**REQUIRED TASK:** Each entry has to be copied exactly, with nothing missed.

[Some records]
[Begin]
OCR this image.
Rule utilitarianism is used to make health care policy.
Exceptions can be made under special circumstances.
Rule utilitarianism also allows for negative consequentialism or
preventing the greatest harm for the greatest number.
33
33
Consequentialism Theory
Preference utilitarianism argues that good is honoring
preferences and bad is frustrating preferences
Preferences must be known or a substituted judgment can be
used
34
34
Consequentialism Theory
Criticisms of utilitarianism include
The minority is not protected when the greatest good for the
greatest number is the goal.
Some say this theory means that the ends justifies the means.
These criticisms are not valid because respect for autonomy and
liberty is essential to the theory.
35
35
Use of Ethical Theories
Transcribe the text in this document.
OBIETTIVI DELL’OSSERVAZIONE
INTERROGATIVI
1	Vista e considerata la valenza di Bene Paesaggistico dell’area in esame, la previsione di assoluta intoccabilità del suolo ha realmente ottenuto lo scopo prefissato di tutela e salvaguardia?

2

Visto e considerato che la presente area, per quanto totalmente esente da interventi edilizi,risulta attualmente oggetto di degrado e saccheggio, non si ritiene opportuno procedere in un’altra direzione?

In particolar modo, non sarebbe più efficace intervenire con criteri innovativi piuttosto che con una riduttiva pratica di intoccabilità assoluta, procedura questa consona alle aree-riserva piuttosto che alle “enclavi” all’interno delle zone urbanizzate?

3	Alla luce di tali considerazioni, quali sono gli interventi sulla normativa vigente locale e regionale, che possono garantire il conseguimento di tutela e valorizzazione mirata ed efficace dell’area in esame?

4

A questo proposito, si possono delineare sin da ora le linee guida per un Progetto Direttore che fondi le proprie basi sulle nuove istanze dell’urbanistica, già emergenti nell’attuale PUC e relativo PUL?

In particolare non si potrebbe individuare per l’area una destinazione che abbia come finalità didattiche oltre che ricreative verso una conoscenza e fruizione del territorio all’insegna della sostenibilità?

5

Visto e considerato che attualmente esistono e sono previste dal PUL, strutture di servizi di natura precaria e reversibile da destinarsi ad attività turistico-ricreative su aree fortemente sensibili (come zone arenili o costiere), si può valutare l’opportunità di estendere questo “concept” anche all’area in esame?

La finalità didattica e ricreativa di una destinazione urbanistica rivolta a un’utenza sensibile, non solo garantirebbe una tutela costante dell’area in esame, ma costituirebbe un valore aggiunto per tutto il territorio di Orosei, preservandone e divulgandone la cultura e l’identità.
[End]
**RESULT OF THIS EXERCISE:**
OCR this image.
Rule utilitarianism is used to make health care policy.
Exceptions can be made under special circumstances.
Rule utilitarianism also allows for negative consequentialism or
preventing the greatest harm for the greatest number.
33
33
Consequentialism Theory
Preference utilitarianism argues that good is honoring
preferences and bad is frustrating preferences
Preferences must be known or a substituted judgment can be
used
34
34
Consequentialism Theory
Criticisms of utilitarianism include
The minority is not protected when the greatest good for the
greatest number is the goal.
Some say this theory means that the ends justifies the means.
These criticisms are not valid because respect for autonomy and
liberty is essential to the theory.
35
35
Use of Ethical Theories
Transcribe the text in this document.
OBIETTIVI DELL’OSSERVAZIONE
INTERROGATIVI
1	Vista e considerata la valenza di Bene Paesaggistico dell’area in esame, la previsione di assoluta intoccabilità del suolo ha realmente ottenuto lo scopo prefissato di tutela e salvaguardia?

2

Visto e considerato che la presente area, per quanto totalmente esente da interventi edilizi,risulta attualmente oggetto di degrado e saccheggio, non si ritiene opportuno procedere in un’altra direzione?

In particolar modo, non sarebbe più efficace intervenire con criteri innovativi piuttosto che con una riduttiva pratica di intoccabilità assoluta, procedura questa consona alle aree-riserva piuttosto che alle “enclavi” all’interno delle zone urbanizzate?

3	Alla luce di tali considerazioni, quali sono gli interventi sulla normativa vigente locale e regionale, che possono garantire il conseguimento di tutela e valorizzazione mirata ed efficace dell’area in esame?

4

A questo proposito, si possono delineare sin da ora le linee guida per un Progetto Direttore che fondi le proprie basi sulle nuove istanze dell’urbanistica, già emergenti nell’attuale PUC e relativo PUL?

In particolare non si potrebbe individuare per l’area una destinazione che abbia come finalità didattiche oltre che ricreative verso una conoscenza e fruizione del territorio all’insegna della sostenibilità?

5

Visto e considerato che attualmente esistono e sono previste dal PUL, strutture di servizi di natura precaria e reversibile da destinarsi ad attività turistico-ricreative su aree fortemente sensibili (come zone arenili o costiere), si può valutare l’opportunità di estendere questo “concept” anche all’area in esame?

La finalità didattica e ricreativa di una destinazione urbanistica rivolta a un’utenza sensibile, non solo garantirebbe una tutela costante dell’area in esame, ma costituirebbe un valore aggiunto per tutto il territorio di Orosei, preservandone e divulgandone la cultura e l’identità.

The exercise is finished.